Figure record listings:
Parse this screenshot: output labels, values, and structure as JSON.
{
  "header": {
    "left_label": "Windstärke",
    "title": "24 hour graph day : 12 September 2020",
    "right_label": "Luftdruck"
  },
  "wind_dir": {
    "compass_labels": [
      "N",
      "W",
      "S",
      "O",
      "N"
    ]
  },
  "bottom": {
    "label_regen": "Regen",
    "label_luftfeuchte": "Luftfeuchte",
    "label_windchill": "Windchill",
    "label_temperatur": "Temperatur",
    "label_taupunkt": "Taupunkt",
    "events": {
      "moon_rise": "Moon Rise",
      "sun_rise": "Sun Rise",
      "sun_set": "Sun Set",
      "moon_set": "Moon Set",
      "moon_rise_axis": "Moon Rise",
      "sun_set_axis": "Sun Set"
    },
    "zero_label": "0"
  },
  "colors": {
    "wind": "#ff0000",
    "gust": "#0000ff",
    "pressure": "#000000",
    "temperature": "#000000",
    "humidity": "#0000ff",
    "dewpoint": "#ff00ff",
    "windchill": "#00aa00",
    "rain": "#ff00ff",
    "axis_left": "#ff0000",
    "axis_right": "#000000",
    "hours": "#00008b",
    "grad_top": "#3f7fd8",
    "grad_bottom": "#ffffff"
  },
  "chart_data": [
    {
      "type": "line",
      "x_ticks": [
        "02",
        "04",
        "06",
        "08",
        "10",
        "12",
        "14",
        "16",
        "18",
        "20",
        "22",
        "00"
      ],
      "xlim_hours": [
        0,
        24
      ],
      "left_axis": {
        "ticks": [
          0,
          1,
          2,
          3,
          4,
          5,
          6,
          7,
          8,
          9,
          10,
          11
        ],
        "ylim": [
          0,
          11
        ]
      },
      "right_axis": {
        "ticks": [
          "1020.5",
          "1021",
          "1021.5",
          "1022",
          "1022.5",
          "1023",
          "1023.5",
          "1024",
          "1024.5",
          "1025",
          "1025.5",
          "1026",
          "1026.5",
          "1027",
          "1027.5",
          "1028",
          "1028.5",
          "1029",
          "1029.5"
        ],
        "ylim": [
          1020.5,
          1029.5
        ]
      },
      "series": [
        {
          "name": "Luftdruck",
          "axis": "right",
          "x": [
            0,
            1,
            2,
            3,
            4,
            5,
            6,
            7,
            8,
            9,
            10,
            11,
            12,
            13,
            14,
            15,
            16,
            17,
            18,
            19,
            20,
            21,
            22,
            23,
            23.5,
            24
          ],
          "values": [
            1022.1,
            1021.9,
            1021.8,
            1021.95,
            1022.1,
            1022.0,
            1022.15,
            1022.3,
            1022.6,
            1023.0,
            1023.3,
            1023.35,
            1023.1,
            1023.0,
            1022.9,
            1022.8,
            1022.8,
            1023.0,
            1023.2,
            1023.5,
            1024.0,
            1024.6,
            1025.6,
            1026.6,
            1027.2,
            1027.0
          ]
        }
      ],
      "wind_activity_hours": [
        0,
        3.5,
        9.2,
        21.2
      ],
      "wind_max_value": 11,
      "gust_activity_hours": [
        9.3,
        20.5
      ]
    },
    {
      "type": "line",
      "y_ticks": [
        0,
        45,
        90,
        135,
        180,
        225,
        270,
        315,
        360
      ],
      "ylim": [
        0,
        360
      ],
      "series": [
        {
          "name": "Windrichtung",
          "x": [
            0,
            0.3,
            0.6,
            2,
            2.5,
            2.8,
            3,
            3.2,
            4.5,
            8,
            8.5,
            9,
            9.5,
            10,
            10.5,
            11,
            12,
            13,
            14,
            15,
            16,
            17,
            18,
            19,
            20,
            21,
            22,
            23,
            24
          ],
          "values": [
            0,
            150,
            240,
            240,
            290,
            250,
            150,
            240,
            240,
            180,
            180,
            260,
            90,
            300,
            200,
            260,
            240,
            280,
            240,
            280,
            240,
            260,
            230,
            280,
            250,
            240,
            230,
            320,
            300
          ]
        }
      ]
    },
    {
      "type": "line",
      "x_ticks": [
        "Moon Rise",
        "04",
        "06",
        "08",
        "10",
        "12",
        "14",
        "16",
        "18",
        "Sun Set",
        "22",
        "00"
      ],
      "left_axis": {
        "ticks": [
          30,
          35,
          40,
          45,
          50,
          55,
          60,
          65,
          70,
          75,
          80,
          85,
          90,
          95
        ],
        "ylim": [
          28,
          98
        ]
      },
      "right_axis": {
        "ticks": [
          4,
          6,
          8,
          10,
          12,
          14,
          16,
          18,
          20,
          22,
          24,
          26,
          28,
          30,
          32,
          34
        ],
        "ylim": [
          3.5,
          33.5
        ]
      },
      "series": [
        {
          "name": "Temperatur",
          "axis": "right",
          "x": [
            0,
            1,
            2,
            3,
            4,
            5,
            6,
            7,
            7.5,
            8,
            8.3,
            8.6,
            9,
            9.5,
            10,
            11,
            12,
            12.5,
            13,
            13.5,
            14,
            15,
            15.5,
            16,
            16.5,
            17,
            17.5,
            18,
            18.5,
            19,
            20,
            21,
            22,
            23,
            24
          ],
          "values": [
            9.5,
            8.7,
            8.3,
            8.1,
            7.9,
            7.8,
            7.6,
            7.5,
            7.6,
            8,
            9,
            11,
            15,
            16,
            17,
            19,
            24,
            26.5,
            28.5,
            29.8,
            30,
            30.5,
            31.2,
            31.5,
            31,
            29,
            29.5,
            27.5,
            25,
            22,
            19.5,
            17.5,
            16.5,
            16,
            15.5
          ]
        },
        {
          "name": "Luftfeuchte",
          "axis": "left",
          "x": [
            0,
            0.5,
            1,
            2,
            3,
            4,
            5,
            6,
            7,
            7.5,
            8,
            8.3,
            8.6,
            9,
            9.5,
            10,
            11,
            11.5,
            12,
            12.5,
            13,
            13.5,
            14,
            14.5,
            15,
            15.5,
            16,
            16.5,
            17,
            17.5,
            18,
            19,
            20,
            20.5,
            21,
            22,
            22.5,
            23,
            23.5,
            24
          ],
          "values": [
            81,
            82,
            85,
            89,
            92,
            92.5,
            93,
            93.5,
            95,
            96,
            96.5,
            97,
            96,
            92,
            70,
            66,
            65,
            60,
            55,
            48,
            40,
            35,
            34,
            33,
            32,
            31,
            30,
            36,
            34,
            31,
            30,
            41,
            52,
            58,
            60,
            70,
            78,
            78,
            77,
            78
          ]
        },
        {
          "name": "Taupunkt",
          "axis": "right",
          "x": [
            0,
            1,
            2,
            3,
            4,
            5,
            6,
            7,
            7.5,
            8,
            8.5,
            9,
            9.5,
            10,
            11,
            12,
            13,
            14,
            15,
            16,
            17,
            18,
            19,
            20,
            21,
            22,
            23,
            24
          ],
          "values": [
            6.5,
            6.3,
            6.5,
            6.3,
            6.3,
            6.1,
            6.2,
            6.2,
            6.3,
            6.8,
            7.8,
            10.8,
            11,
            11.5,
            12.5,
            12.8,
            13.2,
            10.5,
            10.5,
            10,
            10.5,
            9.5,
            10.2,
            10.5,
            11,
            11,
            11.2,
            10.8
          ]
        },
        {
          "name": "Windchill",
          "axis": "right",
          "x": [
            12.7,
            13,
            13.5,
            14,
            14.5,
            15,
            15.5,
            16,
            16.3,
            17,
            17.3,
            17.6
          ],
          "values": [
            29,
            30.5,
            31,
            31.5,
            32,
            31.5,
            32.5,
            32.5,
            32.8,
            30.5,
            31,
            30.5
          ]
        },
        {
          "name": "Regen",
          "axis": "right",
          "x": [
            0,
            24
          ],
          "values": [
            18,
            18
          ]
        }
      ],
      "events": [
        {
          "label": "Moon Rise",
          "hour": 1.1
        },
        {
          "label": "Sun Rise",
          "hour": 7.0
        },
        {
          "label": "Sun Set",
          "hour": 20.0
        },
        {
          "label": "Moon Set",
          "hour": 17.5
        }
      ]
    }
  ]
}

▸ What this task involves: Work out how many lines of the data above hold the word "Luftfeuchte", and write only the count.

▸ Answer for the task: 2